-- begin EXERCISE DATA --

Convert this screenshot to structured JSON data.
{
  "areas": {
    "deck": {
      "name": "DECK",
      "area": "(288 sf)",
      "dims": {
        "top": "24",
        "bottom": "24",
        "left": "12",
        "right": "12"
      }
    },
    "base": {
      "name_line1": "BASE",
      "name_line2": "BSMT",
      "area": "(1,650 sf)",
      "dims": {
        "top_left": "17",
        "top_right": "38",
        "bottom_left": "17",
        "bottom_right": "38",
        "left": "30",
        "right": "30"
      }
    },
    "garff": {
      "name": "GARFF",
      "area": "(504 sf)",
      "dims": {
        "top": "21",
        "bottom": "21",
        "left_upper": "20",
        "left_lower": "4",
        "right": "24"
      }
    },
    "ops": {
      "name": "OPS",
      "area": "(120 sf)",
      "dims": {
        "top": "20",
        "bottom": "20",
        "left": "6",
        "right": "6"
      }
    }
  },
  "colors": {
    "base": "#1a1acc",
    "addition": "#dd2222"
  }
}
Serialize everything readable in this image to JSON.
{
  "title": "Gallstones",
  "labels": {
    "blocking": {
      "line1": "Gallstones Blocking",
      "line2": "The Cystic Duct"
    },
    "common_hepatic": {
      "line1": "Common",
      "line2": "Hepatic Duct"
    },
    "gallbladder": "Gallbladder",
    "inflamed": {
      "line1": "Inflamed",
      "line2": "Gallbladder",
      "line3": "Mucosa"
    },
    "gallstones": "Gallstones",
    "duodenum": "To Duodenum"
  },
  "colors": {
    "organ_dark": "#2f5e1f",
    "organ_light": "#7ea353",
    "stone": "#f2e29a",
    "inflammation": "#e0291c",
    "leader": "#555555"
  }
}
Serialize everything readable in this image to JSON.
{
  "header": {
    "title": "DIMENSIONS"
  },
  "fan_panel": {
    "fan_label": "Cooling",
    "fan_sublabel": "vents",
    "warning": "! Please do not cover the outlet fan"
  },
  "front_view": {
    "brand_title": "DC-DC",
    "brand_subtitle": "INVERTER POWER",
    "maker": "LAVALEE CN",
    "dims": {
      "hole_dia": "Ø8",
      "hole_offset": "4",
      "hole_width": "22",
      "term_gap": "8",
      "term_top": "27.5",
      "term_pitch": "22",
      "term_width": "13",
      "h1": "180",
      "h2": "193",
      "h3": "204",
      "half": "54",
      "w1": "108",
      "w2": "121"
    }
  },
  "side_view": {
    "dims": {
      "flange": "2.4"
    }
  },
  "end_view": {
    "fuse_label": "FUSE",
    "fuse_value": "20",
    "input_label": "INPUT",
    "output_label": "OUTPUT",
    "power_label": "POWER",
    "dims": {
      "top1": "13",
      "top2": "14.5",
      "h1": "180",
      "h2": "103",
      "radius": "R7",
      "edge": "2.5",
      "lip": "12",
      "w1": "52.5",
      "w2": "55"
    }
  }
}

-- end EXERCISE DATA --

WHAT TO DO
From the preceding material, extract every line exactly.

RESULT FOR THIS TASK
Convert this screenshot to structured JSON data.
{
  "areas": {
    "deck": {
      "name": "DECK",
      "area": "(288 sf)",
      "dims": {
        "top": "24",
        "bottom": "24",
        "left": "12",
        "right": "12"
      }
    },
    "base": {
      "name_line1": "BASE",
      "name_line2": "BSMT",
      "area": "(1,650 sf)",
      "dims": {
        "top_left": "17",
        "top_right": "38",
        "bottom_left": "17",
        "bottom_right": "38",
        "left": "30",
        "right": "30"
      }
    },
    "garff": {
      "name": "GARFF",
      "area": "(504 sf)",
      "dims": {
        "top": "21",
        "bottom": "21",
        "left_upper": "20",
        "left_lower": "4",
        "right": "24"
      }
    },
    "ops": {
      "name": "OPS",
      "area": "(120 sf)",
      "dims": {
        "top": "20",
        "bottom": "20",
        "left": "6",
        "right": "6"
      }
    }
  },
  "colors": {
    "base": "#1a1acc",
    "addition": "#dd2222"
  }
}
Serialize everything readable in this image to JSON.
{
  "title": "Gallstones",
  "labels": {
    "blocking": {
      "line1": "Gallstones Blocking",
      "line2": "The Cystic Duct"
    },
    "common_hepatic": {
      "line1": "Common",
      "line2": "Hepatic Duct"
    },
    "gallbladder": "Gallbladder",
    "inflamed": {
      "line1": "Inflamed",
      "line2": "Gallbladder",
      "line3": "Mucosa"
    },
    "gallstones": "Gallstones",
    "duodenum": "To Duodenum"
  },
  "colors": {
    "organ_dark": "#2f5e1f",
    "organ_light": "#7ea353",
    "stone": "#f2e29a",
    "inflammation": "#e0291c",
    "leader": "#555555"
  }
}
Serialize everything readable in this image to JSON.
{
  "header": {
    "title": "DIMENSIONS"
  },
  "fan_panel": {
    "fan_label": "Cooling",
    "fan_sublabel": "vents",
    "warning": "! Please do not cover the outlet fan"
  },
  "front_view": {
    "brand_title": "DC-DC",
    "brand_subtitle": "INVERTER POWER",
    "maker": "LAVALEE CN",
    "dims": {
      "hole_dia": "Ø8",
      "hole_offset": "4",
      "hole_width": "22",
      "term_gap": "8",
      "term_top": "27.5",
      "term_pitch": "22",
      "term_width": "13",
      "h1": "180",
      "h2": "193",
      "h3": "204",
      "half": "54",
      "w1": "108",
      "w2": "121"
    }
  },
  "side_view": {
    "dims": {
      "flange": "2.4"
    }
  },
  "end_view": {
    "fuse_label": "FUSE",
    "fuse_value": "20",
    "input_label": "INPUT",
    "output_label": "OUTPUT",
    "power_label": "POWER",
    "dims": {
      "top1": "13",
      "top2": "14.5",
      "h1": "180",
      "h2": "103",
      "radius": "R7",
      "edge": "2.5",
      "lip": "12",
      "w1": "52.5",
      "w2": "55"
    }
  }
}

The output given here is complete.